## Exercise brief
Copy out all of the material exactly as presented.

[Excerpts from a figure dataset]
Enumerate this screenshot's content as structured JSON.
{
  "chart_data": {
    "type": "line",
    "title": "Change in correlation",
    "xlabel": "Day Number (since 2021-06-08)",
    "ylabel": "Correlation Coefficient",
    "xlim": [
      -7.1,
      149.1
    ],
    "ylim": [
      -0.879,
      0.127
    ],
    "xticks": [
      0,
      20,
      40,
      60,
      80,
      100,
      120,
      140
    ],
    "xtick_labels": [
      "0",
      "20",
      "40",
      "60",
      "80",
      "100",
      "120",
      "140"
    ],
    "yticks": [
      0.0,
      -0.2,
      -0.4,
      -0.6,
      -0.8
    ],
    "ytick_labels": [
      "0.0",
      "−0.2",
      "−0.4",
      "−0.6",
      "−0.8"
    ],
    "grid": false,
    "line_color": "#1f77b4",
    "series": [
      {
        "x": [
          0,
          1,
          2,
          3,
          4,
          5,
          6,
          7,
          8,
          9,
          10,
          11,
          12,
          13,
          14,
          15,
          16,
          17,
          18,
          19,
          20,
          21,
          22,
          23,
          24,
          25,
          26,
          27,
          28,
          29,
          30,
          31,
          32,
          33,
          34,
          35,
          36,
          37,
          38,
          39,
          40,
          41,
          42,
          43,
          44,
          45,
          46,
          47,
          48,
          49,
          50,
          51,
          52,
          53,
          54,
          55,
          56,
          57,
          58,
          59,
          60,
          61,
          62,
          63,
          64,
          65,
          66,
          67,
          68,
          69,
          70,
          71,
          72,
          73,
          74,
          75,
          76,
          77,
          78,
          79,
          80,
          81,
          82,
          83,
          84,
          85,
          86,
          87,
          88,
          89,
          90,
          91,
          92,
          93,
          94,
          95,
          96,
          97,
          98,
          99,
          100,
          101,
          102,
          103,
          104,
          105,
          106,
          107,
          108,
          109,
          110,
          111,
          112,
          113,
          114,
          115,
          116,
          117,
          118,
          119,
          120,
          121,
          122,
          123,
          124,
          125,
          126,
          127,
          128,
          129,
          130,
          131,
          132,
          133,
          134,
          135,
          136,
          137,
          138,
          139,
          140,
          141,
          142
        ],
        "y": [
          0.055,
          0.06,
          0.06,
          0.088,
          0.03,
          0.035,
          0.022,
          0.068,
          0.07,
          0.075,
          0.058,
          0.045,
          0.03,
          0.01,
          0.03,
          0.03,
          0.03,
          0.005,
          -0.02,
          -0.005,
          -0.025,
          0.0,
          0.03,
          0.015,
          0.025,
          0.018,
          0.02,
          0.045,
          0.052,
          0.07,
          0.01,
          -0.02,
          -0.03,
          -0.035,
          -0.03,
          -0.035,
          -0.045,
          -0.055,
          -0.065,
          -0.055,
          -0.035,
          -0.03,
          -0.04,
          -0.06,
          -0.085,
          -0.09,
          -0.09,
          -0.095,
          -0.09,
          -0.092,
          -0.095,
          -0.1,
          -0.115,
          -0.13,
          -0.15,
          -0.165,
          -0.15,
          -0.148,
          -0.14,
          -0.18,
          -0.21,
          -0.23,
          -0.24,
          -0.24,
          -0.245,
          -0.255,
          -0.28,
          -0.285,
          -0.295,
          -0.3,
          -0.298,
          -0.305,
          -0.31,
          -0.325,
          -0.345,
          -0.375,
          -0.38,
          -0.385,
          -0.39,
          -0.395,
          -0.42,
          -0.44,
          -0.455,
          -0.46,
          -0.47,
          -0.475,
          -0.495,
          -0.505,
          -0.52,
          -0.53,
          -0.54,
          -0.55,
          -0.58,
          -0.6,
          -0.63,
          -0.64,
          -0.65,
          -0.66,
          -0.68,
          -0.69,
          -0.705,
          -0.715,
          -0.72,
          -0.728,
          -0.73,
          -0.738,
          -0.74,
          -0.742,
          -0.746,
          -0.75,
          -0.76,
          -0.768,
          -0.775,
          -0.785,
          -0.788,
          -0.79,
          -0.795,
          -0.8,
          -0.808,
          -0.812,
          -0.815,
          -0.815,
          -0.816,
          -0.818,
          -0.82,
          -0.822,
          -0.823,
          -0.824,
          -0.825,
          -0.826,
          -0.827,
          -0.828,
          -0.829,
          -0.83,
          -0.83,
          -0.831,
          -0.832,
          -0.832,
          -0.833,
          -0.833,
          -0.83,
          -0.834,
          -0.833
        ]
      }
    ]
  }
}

## Answer to the problem
Enumerate this screenshot's content as structured JSON.
{
  "chart_data": {
    "type": "line",
    "title": "Change in correlation",
    "xlabel": "Day Number (since 2021-06-08)",
    "ylabel": "Correlation Coefficient",
    "xlim": [
      -7.1,
      149.1
    ],
    "ylim": [
      -0.879,
      0.127
    ],
    "xticks": [
      0,
      20,
      40,
      60,
      80,
      100,
      120,
      140
    ],
    "xtick_labels": [
      "0",
      "20",
      "40",
      "60",
      "80",
      "100",
      "120",
      "140"
    ],
    "yticks": [
      0.0,
      -0.2,
      -0.4,
      -0.6,
      -0.8
    ],
    "ytick_labels": [
      "0.0",
      "−0.2",
      "−0.4",
      "−0.6",
      "−0.8"
    ],
    "grid": false,
    "line_color": "#1f77b4",
    "series": [
      {
        "x": [
          0,
          1,
          2,
          3,
          4,
          5,
          6,
          7,
          8,
          9,
          10,
          11,
          12,
          13,
          14,
          15,
          16,
          17,
          18,
          19,
          20,
          21,
          22,
          23,
          24,
          25,
          26,
          27,
          28,
          29,
          30,
          31,
          32,
          33,
          34,
          35,
          36,
          37,
          38,
          39,
          40,
          41,
          42,
          43,
          44,
          45,
          46,
          47,
          48,
          49,
          50,
          51,
          52,
          53,
          54,
          55,
          56,
          57,
          58,
          59,
          60,
          61,
          62,
          63,
          64,
          65,
          66,
          67,
          68,
          69,
          70,
          71,
          72,
          73,
          74,
          75,
          76,
          77,
          78,
          79,
          80,
          81,
          82,
          83,
          84,
          85,
          86,
          87,
          88,
          89,
          90,
          91,
          92,
          93,
          94,
          95,
          96,
          97,
          98,
          99,
          100,
          101,
          102,
          103,
          104,
          105,
          106,
          107,
          108,
          109,
          110,
          111,
          112,
          113,
          114,
          115,
          116,
          117,
          118,
          119,
          120,
          121,
          122,
          123,
          124,
          125,
          126,
          127,
          128,
          129,
          130,
          131,
          132,
          133,
          134,
          135,
          136,
          137,
          138,
          139,
          140,
          141,
          142
        ],
        "y": [
          0.055,
          0.06,
          0.06,
          0.088,
          0.03,
          0.035,
          0.022,
          0.068,
          0.07,
          0.075,
          0.058,
          0.045,
          0.03,
          0.01,
          0.03,
          0.03,
          0.03,
          0.005,
          -0.02,
          -0.005,
          -0.025,
          0.0,
          0.03,
          0.015,
          0.025,
          0.018,
          0.02,
          0.045,
          0.052,
          0.07,
          0.01,
          -0.02,
          -0.03,
          -0.035,
          -0.03,
          -0.035,
          -0.045,
          -0.055,
          -0.065,
          -0.055,
          -0.035,
          -0.03,
          -0.04,
          -0.06,
          -0.085,
          -0.09,
          -0.09,
          -0.095,
          -0.09,
          -0.092,
          -0.095,
          -0.1,
          -0.115,
          -0.13,
          -0.15,
          -0.165,
          -0.15,
          -0.148,
          -0.14,
          -0.18,
          -0.21,
          -0.23,
          -0.24,
          -0.24,
          -0.245,
          -0.255,
          -0.28,
          -0.285,
          -0.295,
          -0.3,
          -0.298,
          -0.305,
          -0.31,
          -0.325,
          -0.345,
          -0.375,
          -0.38,
          -0.385,
          -0.39,
          -0.395,
          -0.42,
          -0.44,
          -0.455,
          -0.46,
          -0.47,
          -0.475,
          -0.495,
          -0.505,
          -0.52,
          -0.53,
          -0.54,
          -0.55,
          -0.58,
          -0.6,
          -0.63,
          -0.64,
          -0.65,
          -0.66,
          -0.68,
          -0.69,
          -0.705,
          -0.715,
          -0.72,
          -0.728,
          -0.73,
          -0.738,
          -0.74,
          -0.742,
          -0.746,
          -0.75,
          -0.76,
          -0.768,
          -0.775,
          -0.785,
          -0.788,
          -0.79,
          -0.795,
          -0.8,
          -0.808,
          -0.812,
          -0.815,
          -0.815,
          -0.816,
          -0.818,
          -0.82,
          -0.822,
          -0.823,
          -0.824,
          -0.825,
          -0.826,
          -0.827,
          -0.828,
          -0.829,
          -0.83,
          -0.83,
          -0.831,
          -0.832,
          -0.832,
          -0.833,
          -0.833,
          -0.83,
          -0.834,
          -0.833
        ]
      }
    ]
  }
}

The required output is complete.